**What you have to do:** Your task is to transcribe all of the data below exactly, omitting the images.

Start of Source material

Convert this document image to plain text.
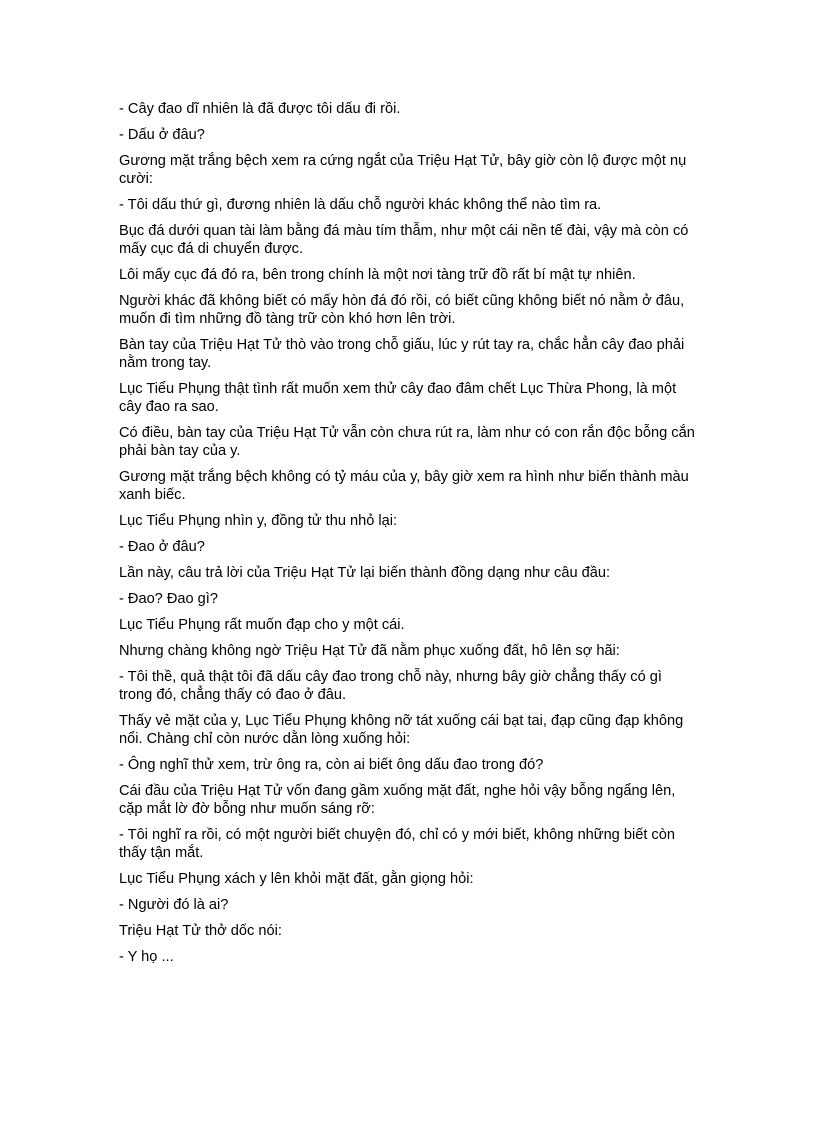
- Cây đao dĩ nhiên là đã được tôi dấu đi rồi.

- Dấu ở đâu?

Gương mặt trắng bệch xem ra cứng ngắt của Triệu Hạt Tử, bây giờ còn lộ được một nụ cười:

- Tôi dấu thứ gì, đương nhiên là dấu chỗ người khác không thể nào tìm ra.

Bục đá dưới quan tài làm bằng đá màu tím thẫm, như một cái nền tế đài, vậy mà còn có mấy cục đá di chuyển được.

Lôi mấy cục đá đó ra, bên trong chính là một nơi tàng trữ đồ rất bí mật tự nhiên.

Người khác đã không biết có mấy hòn đá đó rồi, có biết cũng không biết nó nằm ở đâu, muốn đi tìm những đồ tàng trữ còn khó hơn lên trời.

Bàn tay của Triệu Hạt Tử thò vào trong chỗ giấu, lúc y rút tay ra, chắc hẳn cây đao phải nằm trong tay.

Lục Tiểu Phụng thật tình rất muốn xem thử cây đao đâm chết Lục Thừa Phong, là một cây đao ra sao.

Có điều, bàn tay của Triệu Hạt Tử vẫn còn chưa rút ra, làm như có con rắn độc bỗng cắn phải bàn tay của y.

Gương mặt trắng bệch không có tỷ máu của y, bây giờ xem ra hình như biến thành màu xanh biếc.

Lục Tiểu Phụng nhìn y, đồng tử thu nhỏ lại:

- Đao ở đâu?

Lần này, câu trả lời của Triệu Hạt Tử lại biến thành đồng dạng như câu đầu:

- Đao? Đao gì?

Lục Tiểu Phụng rất muốn đạp cho y một cái.

Nhưng chàng không ngờ Triệu Hạt Tử đã nằm phục xuống đất, hô lên sợ hãi:

- Tôi thề, quả thật tôi đã dấu cây đao trong chỗ này, nhưng bây giờ chẳng thấy có gì trong đó, chẳng thấy có đao ở đâu.

Thấy vẻ mặt của y, Lục Tiểu Phụng không nỡ tát xuống cái bạt tai, đạp cũng đạp không nổi. Chàng chỉ còn nước dằn lòng xuống hỏi:

- Ông nghĩ thử xem, trừ ông ra, còn ai biết ông dấu đao trong đó?

Cái đầu của Triệu Hạt Tử vốn đang gầm xuống mặt đất, nghe hỏi vậy bỗng ngẩng lên, cặp mắt lờ đờ bỗng như muốn sáng rỡ:

- Tôi nghĩ ra rồi, có một người biết chuyện đó, chỉ có y mới biết, không những biết còn thấy tận mắt.

Lục Tiểu Phụng xách y lên khỏi mặt đất, gằn giọng hỏi:

- Người đó là ai?

Triệu Hạt Tử thở dốc nói:

- Y họ ...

End of Source material

**Response:**
Convert this document image to plain text.
- Cây đao dĩ nhiên là đã được tôi dấu đi rồi.

- Dấu ở đâu?

Gương mặt trắng bệch xem ra cứng ngắt của Triệu Hạt Tử, bây giờ còn lộ được một nụ cười:

- Tôi dấu thứ gì, đương nhiên là dấu chỗ người khác không thể nào tìm ra.

Bục đá dưới quan tài làm bằng đá màu tím thẫm, như một cái nền tế đài, vậy mà còn có mấy cục đá di chuyển được.

Lôi mấy cục đá đó ra, bên trong chính là một nơi tàng trữ đồ rất bí mật tự nhiên.

Người khác đã không biết có mấy hòn đá đó rồi, có biết cũng không biết nó nằm ở đâu, muốn đi tìm những đồ tàng trữ còn khó hơn lên trời.

Bàn tay của Triệu Hạt Tử thò vào trong chỗ giấu, lúc y rút tay ra, chắc hẳn cây đao phải nằm trong tay.

Lục Tiểu Phụng thật tình rất muốn xem thử cây đao đâm chết Lục Thừa Phong, là một cây đao ra sao.

Có điều, bàn tay của Triệu Hạt Tử vẫn còn chưa rút ra, làm như có con rắn độc bỗng cắn phải bàn tay của y.

Gương mặt trắng bệch không có tỷ máu của y, bây giờ xem ra hình như biến thành màu xanh biếc.

Lục Tiểu Phụng nhìn y, đồng tử thu nhỏ lại:

- Đao ở đâu?

Lần này, câu trả lời của Triệu Hạt Tử lại biến thành đồng dạng như câu đầu:

- Đao? Đao gì?

Lục Tiểu Phụng rất muốn đạp cho y một cái.

Nhưng chàng không ngờ Triệu Hạt Tử đã nằm phục xuống đất, hô lên sợ hãi:

- Tôi thề, quả thật tôi đã dấu cây đao trong chỗ này, nhưng bây giờ chẳng thấy có gì trong đó, chẳng thấy có đao ở đâu.

Thấy vẻ mặt của y, Lục Tiểu Phụng không nỡ tát xuống cái bạt tai, đạp cũng đạp không nổi. Chàng chỉ còn nước dằn lòng xuống hỏi:

- Ông nghĩ thử xem, trừ ông ra, còn ai biết ông dấu đao trong đó?

Cái đầu của Triệu Hạt Tử vốn đang gầm xuống mặt đất, nghe hỏi vậy bỗng ngẩng lên, cặp mắt lờ đờ bỗng như muốn sáng rỡ:

- Tôi nghĩ ra rồi, có một người biết chuyện đó, chỉ có y mới biết, không những biết còn thấy tận mắt.

Lục Tiểu Phụng xách y lên khỏi mặt đất, gằn giọng hỏi:

- Người đó là ai?

Triệu Hạt Tử thở dốc nói:

- Y họ ...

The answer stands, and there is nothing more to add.